The few conservatives we have in Congress have suddenly found themselves caught in a traditional V-shaped ambush, with bands of intersecting fire coming from both Republicans and Democrats.
From the establishment’s left, their efforts to repeal Obamacare were called unconscionable, cruel and even corrupt. House Minority Leader Nancy Pelosi (D-Calif.) said it represented “a merciless assault on working families.”
But conservatives were only trying to save the healthcare market from an inevitable financial death spiral that’d leave those families with the type of substandard care seen in most European nations.
From the establishment’s right, their pledge to vote against its poorly written replacement – the American Health Care Act – was also described as too demanding, puritanical, and even disloyal. President Donald Trump, reeling after the bill’s defeat, sent this tweet: “Democrats are smiling in D.C. that the Freedom Caucus, with the help of Club For Growth and Heritage, have saved Planned Parenthood & Ocare!”
But conservatives were only trying to keep the promise they (and Trump) made to repeal – in its entirety – Obamacare, and not simply tweak the program here and there.
Regardless of what the establishment may think, Americans owe a debt of gratitude to most of the members of the Freedom Caucus, and especially to U.S. Rep. Mo Brooks of Hunstville.
Brooks, along with every Republican member of our state’s Congressional delegation, promised that he’d vote to repeal Obamacare when given the chance. But when push came to shove, only Brooks kept that promise, and he kept it while under immense professional and personal pressure to flip.
“As much as I would like to vote with many of my Republican colleagues in Congress and in the White House (most of whom privately tell me they dislike the bad policy in this bill), I will vote against the American Health Care Act because it has more bad policy than any bill I have ever faced,” Brooks said in a statement last week. “I simply cannot, and will not, vote for bad legislation that hurts so many Americans solely because Washington friends and colleagues ask me to.”
That’s what voters want – for our elected officials to keep a promise, a whole promise, and nothing but a promise.
Brooks did. Most of his Republican colleagues did not.
We’ve heard every reason from “Half a loaf is better than no loaf at all,” to “Get what we can now and come back for more later.”
The problem with these sorry excuses is that the bill cemented Obamacare’s foundational policies while apparently giving them the Republican Party’s seal of approval. So are we to expect them to vote to retain a harmful Obamacare regulation now, when their position is strongest, then repeal it later when their position is weaker? Nonsense.
Also, while incrementalism is normally a sensible path, in Washington it nearly always runs in one direction – growth! Government programs slowly increase. They rarely ever slowly decrease. Conservatives shouldn’t, and some didn’t, naively expect this trend to magically change.
Meanwhile, there were ample reasons for true conservatives to oppose the bill, for it ran contrary to many of our movement’s most favored processes.
Conservatives believe in the process of subsidiarity, which is allowing a problem to be solved by whatever capable entity that is smallest, least centralized, or closest to the problem to begin with. So why should a conservative support a bill that has our largest entity – the federal government – making detailed decisions that could best be handled by one of our smallest entities – a patient, a doctor, and an insurance provider?
Conservatives believe in the process of limited government. So why should they support a bill that has the federal government retaining authorities and responsibilities that are best left to individuals, families, businesses, or at the very most state governments?
Conservatives also believe in the free market process. So why should they vote for a bill that tells a company it must provide certain benefits to every one of its customers, even if some don’t need or even want that particular product?
There’s no good reason for a conservative to do any of those things, and that’s why Mo Brooks was entirely justified by not supporting that phony repeal-and-replace bill.

> Task item A
In the opinion piece, which member of the state's Congressional delegation kept the promise to vote to repeal Obamacare?
> Task item B
Please duplicate the opinion piece word for word, beginning at the words "That’s what voters" and stopping after "is weaker? Nonsense.".

Entries drawn from a dataset:
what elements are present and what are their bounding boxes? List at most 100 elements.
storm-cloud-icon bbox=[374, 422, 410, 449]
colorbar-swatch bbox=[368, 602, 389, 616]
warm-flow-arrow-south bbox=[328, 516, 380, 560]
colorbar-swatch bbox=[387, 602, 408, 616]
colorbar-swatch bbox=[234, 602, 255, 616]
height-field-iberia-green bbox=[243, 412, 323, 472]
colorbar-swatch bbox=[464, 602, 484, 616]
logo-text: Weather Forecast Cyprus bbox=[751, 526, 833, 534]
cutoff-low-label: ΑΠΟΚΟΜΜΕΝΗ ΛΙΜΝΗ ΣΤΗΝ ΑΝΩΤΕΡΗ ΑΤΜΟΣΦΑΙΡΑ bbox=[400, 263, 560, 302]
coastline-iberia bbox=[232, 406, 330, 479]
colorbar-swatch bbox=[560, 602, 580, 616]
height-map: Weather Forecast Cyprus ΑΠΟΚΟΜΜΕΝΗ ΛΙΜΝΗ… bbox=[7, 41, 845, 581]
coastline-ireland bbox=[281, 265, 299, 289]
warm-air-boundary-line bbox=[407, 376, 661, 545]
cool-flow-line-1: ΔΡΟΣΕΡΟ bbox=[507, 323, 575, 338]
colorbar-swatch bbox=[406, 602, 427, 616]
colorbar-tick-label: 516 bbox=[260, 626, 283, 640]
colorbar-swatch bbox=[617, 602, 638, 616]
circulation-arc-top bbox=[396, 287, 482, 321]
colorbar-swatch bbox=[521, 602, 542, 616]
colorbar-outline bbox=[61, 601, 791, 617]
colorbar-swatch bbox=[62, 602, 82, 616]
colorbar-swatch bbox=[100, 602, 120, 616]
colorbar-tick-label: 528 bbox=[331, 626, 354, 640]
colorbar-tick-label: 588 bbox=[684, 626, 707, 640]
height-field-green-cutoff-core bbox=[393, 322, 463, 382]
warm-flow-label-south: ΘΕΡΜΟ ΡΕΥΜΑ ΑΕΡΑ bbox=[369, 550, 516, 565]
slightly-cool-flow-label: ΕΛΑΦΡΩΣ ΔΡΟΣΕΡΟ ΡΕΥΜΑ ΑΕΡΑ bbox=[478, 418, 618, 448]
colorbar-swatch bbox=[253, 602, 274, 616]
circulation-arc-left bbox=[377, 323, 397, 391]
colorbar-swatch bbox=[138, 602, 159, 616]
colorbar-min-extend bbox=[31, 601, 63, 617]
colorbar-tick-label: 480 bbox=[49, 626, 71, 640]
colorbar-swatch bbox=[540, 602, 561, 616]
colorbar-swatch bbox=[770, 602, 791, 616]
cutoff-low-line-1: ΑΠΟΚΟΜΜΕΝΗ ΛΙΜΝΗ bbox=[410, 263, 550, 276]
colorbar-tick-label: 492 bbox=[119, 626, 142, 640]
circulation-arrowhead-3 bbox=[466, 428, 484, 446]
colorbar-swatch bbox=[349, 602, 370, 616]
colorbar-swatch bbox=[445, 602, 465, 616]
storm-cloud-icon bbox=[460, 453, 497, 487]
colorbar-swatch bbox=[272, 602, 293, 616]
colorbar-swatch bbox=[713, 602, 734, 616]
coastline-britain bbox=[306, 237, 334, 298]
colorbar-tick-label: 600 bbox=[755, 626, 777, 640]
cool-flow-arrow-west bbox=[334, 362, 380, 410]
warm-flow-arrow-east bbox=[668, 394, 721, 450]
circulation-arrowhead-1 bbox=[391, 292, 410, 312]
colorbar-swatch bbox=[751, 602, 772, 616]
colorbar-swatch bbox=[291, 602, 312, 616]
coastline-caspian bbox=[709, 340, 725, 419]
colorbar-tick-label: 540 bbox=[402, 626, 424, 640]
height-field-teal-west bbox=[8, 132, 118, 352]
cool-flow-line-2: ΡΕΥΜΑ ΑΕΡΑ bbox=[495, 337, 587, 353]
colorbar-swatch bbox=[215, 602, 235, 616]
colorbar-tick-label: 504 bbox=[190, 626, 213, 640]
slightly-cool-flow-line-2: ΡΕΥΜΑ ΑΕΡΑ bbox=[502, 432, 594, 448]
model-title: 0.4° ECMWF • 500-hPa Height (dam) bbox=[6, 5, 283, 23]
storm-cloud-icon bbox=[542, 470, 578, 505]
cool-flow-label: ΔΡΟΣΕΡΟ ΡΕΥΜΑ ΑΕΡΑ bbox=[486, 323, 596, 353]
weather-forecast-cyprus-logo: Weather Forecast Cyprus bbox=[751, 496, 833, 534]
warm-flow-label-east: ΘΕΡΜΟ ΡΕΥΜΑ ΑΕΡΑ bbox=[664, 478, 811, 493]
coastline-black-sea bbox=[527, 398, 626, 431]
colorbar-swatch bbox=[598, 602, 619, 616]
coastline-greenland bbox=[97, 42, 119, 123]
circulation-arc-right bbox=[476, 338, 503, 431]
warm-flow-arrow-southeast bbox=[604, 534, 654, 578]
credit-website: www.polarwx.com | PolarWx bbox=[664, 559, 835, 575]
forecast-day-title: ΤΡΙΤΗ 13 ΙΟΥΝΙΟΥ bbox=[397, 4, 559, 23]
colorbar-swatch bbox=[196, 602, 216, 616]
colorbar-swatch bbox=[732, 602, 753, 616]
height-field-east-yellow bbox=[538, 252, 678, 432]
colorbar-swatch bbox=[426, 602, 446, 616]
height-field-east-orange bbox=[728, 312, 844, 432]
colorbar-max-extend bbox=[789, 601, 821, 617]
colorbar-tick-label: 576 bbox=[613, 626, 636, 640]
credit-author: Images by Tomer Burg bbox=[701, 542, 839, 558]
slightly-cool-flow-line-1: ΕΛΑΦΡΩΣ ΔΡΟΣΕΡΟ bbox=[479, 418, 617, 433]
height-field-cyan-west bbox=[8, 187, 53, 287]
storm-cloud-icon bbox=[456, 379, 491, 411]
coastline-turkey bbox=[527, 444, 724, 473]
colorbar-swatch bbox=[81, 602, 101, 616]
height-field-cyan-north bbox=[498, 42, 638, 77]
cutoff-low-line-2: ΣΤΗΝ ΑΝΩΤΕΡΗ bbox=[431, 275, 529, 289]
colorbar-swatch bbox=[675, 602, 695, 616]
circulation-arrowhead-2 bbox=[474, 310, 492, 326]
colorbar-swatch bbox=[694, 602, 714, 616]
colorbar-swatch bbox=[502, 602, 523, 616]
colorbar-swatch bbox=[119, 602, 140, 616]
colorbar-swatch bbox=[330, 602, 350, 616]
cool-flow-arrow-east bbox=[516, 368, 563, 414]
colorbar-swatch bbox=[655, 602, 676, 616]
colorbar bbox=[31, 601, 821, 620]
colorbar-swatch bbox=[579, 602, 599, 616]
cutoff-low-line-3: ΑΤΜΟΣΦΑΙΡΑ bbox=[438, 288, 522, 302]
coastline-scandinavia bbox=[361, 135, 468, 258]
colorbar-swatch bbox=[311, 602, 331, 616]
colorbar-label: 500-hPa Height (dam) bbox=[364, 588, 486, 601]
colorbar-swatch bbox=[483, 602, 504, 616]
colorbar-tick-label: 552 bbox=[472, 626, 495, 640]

> Answer space A
U.S. Rep. Mo Brooks

> Answer space B
That’s what voters want – for our elected officials to keep a promise, a whole promise, and nothing but a promise.
Brooks did. Most of his Republican colleagues did not.
We’ve heard every reason from “Half a loaf is better than no loaf at all,” to “Get what we can now and come back for more later.”
The problem with these sorry excuses is that the bill cemented Obamacare’s foundational policies while apparently giving them the Republican Party’s seal of approval. So are we to expect them to vote to retain a harmful Obamacare regulation now, when their position is strongest, then repeal it later when their position is weaker? Nonsense.